* _Work required_:
Establish how many lines in the material include the string "title" and report it as a lone number.

begin Data provided

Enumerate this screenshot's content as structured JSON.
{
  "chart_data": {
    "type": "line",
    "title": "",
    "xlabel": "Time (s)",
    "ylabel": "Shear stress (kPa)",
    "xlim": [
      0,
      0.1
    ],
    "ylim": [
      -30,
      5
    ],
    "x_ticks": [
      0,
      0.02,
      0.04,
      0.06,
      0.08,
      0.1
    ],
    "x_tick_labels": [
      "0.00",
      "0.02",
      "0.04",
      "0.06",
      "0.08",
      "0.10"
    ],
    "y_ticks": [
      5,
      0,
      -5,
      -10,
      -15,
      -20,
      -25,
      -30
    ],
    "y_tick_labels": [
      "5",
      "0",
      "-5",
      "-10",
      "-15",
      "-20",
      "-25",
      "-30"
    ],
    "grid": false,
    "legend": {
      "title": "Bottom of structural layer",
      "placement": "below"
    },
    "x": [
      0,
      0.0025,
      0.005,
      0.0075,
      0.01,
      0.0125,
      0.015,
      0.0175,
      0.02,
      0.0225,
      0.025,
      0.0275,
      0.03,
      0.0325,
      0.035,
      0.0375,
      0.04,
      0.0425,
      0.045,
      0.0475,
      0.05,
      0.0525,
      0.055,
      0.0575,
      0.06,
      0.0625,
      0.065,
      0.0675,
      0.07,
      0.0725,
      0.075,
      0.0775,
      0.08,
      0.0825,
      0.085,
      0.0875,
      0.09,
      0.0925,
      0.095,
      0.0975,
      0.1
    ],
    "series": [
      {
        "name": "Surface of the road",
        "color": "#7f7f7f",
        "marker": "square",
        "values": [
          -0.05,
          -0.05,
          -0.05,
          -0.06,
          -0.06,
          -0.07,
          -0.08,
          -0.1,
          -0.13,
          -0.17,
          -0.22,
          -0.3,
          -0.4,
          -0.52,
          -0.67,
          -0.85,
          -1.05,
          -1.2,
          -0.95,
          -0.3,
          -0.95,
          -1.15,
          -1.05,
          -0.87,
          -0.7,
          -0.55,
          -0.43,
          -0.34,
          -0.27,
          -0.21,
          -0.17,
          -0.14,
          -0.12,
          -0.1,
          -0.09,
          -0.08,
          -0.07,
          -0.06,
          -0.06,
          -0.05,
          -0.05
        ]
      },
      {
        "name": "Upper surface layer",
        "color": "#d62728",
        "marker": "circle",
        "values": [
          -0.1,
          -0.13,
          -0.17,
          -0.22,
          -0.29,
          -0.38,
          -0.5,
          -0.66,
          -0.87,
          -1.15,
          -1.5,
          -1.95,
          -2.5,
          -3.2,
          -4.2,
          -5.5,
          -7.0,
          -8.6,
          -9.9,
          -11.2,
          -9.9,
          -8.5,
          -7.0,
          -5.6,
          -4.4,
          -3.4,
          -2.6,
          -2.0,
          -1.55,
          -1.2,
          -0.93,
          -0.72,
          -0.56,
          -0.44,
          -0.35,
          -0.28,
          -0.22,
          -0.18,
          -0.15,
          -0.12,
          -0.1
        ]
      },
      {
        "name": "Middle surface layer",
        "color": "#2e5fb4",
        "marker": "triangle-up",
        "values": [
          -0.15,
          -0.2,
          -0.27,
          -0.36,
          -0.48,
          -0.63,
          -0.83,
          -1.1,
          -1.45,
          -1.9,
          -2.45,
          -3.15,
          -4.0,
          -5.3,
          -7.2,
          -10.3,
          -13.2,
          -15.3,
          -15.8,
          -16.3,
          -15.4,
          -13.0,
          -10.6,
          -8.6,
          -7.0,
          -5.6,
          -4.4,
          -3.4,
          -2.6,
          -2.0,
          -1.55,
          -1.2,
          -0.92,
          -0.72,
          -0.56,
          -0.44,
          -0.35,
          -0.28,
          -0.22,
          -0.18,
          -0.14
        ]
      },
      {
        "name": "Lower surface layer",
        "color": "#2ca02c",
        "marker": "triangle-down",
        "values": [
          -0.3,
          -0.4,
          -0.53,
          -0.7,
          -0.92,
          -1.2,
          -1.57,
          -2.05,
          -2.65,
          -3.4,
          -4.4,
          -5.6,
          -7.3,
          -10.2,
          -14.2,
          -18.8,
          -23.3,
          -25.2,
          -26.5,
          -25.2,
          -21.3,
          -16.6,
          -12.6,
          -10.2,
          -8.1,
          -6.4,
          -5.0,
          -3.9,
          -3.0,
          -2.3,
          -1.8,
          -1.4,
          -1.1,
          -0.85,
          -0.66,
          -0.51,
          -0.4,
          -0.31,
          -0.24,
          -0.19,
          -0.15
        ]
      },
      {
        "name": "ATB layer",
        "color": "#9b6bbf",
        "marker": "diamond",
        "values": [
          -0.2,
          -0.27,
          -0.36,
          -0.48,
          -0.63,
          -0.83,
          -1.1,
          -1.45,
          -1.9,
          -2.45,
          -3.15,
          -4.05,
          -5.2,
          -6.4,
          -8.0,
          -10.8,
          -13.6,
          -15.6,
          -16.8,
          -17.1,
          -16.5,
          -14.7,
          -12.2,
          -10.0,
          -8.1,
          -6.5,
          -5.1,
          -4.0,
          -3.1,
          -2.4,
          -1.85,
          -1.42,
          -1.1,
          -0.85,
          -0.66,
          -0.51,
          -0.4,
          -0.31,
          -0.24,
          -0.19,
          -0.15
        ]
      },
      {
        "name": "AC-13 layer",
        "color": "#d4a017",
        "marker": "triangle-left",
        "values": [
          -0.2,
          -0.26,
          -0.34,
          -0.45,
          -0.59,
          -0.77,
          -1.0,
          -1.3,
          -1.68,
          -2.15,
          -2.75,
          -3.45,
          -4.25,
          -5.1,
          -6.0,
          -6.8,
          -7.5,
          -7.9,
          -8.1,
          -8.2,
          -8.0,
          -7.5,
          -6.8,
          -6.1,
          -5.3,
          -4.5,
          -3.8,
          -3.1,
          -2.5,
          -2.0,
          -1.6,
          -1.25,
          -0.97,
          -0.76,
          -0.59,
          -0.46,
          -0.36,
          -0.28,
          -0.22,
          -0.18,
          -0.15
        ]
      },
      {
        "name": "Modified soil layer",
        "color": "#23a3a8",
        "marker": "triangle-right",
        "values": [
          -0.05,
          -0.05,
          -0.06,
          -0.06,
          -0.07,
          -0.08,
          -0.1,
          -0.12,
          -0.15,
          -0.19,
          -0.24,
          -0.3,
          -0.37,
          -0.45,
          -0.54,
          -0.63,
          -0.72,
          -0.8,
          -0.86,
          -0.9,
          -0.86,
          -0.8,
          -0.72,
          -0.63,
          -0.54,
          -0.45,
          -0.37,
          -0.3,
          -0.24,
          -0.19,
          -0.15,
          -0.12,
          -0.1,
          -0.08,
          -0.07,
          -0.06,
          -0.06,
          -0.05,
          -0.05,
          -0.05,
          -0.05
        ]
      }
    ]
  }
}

end Data provided

* _Output of the exercise_:
2